___ Information given ___

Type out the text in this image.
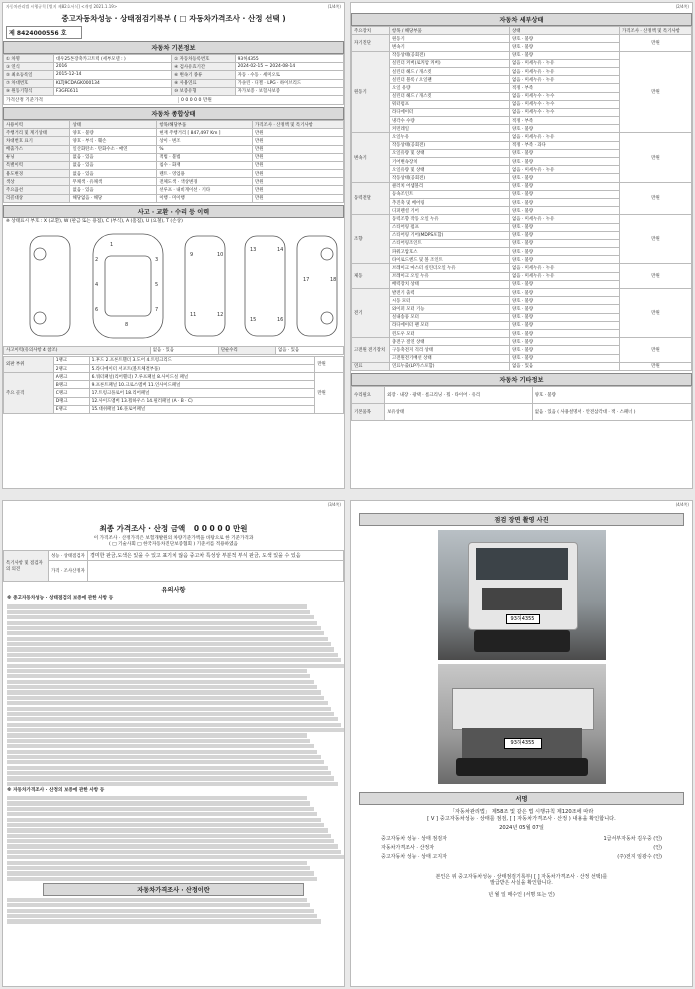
자동차관리법 시행규칙 [별지 제82호서식] <개정 2021.1.19>	(1/4쪽)
중고자동차성능 · 상태점검기록부 ( □ 자동차가격조사 · 산정 선택 )
제 8424000556 호
자동차 기본정보
① 차명	대우25톤장축카고트럭 (세부모델 : )	② 자동차등록번호	93허4355
③ 연식	2016	④ 검사유효기간	2024-02-15 ~ 2024-08-14
⑤ 최초등록일	2015-12-14	⑥ 변속기 종류	자동 · 수동 · 세미오토
⑦ 차대번호	KLTJ9CDAGK000134	⑧ 사용연료	가솔린 · 디젤 · LPG · 하이브리드
⑨ 원동기형식	F3GFE611	⑩ 보증유형	자가보증 · 보험사보증
가격산정 기준가격	0 0 0 0 0 만원
자동차 종합상태
사용이력	상태	항목/해당부품	가격조사 · 산정액 및 특기사항
주행거리 및 계기상태	양호 · 불량	현재 주행거리 [ 847,497 Km ]	만원
차대번호 표기	양호 · 부식 · 훼손	상이 · 변조	만원
배출가스	일산화탄소 · 탄화수소 · 매연	%	만원
튜닝	없음 · 있음	적법 · 불법	만원
특별이력	없음 · 있음	침수 · 화재	만원
용도변경	없음 · 있음	렌트 · 영업용	만원
색상	무채색 · 유채색	전체도색 · 색상변경	만원
주요옵션	없음 · 있음	선루프 · 내비게이션 · 기타	만원
리콜대상	해당없음 · 해당	이행 · 미이행	만원
사고 · 교환 · 수리 등 이력
※ 상태표시 부호 : X (교환), W (판금 또는 용접), C (부식), A (흠집), U (요철), T (손상)
1
2	3
4	5
6	7
8
9	10
11	12
13	14
15	16
17	18
사고이력(유의사항 4 참조)	없음 · 있음	단순수리	없음 · 있음
외판 부위	1랭크	1.후드 2.프론트휀더 3.도어 4.트렁크리드	만원
	2랭크	5.라디에이터 서포트(볼트체결부품)	
주요 골격	A랭크	6.쿼터패널(리어휀더) 7.루프패널 8.사이드실 패널	만원
	B랭크	9.프론트패널 10.크로스멤버 11.인사이드패널	
	C랭크	17.트렁크플로어 18.리어패널	
	D랭크	12.사이드멤버 13.휠하우스 14.필러패널 (A · B · C)	
	E랭크	15.대쉬패널 16.플로어패널	
(2/4쪽)
자동차 세부상태
주요장치	항목 / 해당부품	상태	가격조사 · 산정액 및 특기사항
자기진단	원동기	양호 · 불량	만원
	변속기	양호 · 불량	
원동기	작동상태(공회전)	양호 · 불량	만원
	실린더 커버(로커암 커버)	없음 · 미세누유 · 누유	
	실린더 헤드 / 개스킷	없음 · 미세누유 · 누유	
	실린더 블록 / 오일팬	없음 · 미세누유 · 누유	
	오일 유량	적정 · 부족	
	실린더 헤드 / 개스킷	없음 · 미세누수 · 누수	
	워터펌프	없음 · 미세누수 · 누수	
	라디에이터	없음 · 미세누수 · 누수	
	냉각수 수량	적정 · 부족	
	커먼레일	양호 · 불량	
변속기	오일누유	없음 · 미세누유 · 누유	만원
	작동상태(공회전)	적정 · 부족 · 과다	
	오일유량 및 상태	양호 · 불량	
	기어변속장치	양호 · 불량	
	오일유량 및 상태	없음 · 미세누유 · 누유	
	작동상태(공회전)	양호 · 불량	
동력전달	클러치 어셈블리	양호 · 불량	만원
	등속조인트	양호 · 불량	
	추진축 및 베어링	양호 · 불량	
	디퍼렌셜 기어	양호 · 불량	
조향	동력조향 작동 오일 누유	없음 · 미세누유 · 누유	만원
	스티어링 펌프	양호 · 불량	
	스티어링 기어(MDPS포함)	양호 · 불량	
	스티어링조인트	양호 · 불량	
	파워고압호스	양호 · 불량	
	타이로드엔드 및 볼 조인트	양호 · 불량	
제동	브레이크 마스터 실린더오일 누유	없음 · 미세누유 · 누유	만원
	브레이크 오일 누유	없음 · 미세누유 · 누유	
	배력장치 상태	양호 · 불량	
전기	발전기 출력	양호 · 불량	만원
	시동 모터	양호 · 불량	
	와이퍼 모터 기능	양호 · 불량	
	실내송풍 모터	양호 · 불량	
	라디에이터 팬 모터	양호 · 불량	
	윈도우 모터	양호 · 불량	
고전원 전기장치	충전구 절연 상태	양호 · 불량	만원
	구동축전지 격리 상태	양호 · 불량	
	고전원전기배선 상태	양호 · 불량	
연료	연료누출(LP가스포함)	없음 · 있음	만원
자동차 기타정보
수리필요	외장 · 내장 · 광택 · 룸크리닝 · 휠 · 타이어 · 유리	양호 · 불량
기본품목	보유상태	없음 · 있음 ( 사용설명서 · 안전삼각대 · 잭 · 스패너 )
(3/4쪽)
최종 가격조사 · 산정 금액 0 0 0 0 0 만원
이 가격조사 · 산정가격은 보험개발원의 차량기준가액을 바탕으로 한 기준가격과
( □ 기술사회 □ 한국자동차진단보증협회 ) 기준서를 적용하였음
특기사항 및 점검자의 의견	성능 · 상태점검자	경미한 판금,도색은 있을 수 있고 표기치 않음 중고차 특성상 부분적 부식 판금, 도색 있을 수 있음
	가격 · 조사산정자	
유의사항
※ 중고자동차성능 · 상태점검의 보증에 관한 사항 등
※ 자동차가격조사 · 산정의 보증에 관한 사항 등
자동차가격조사 · 산정이란
(4/4쪽)
점검 장면 촬영 사진
93허4355
93허4355
서명
「자동차관리법」 제58조 및 같은 법 시행규칙 제120조에 따라
[ V ] 중고자동차성능 · 상태를 점검, [ ] 자동차가격조사 · 산정 ) 내용을 확인합니다.
2024년 05월 07일
중고자동차 성능 · 상태 점검자	1급서부자동차 김우중 (인)
자동차가격조사 · 산정자	(인)
중고자동차 성능 · 상태 고지자	(주)전지 임광수 (인)
본인은 위 중고자동차성능 · 상태점검기록부( [ ] 자동차가격조사 · 산정 선택)를
발급받은 사실을 확인합니다.
년 월 일 매수인 (서명 또는 인)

___

## Problem requirements
Gather each line of the records holding the string "자동차관리법".

## Task result
자동차관리법 시행규칙 [별지 제82호서식] <개정 2021.1.19>	(1/4쪽)
「자동차관리법」 제58조 및 같은 법 시행규칙 제120조에 따라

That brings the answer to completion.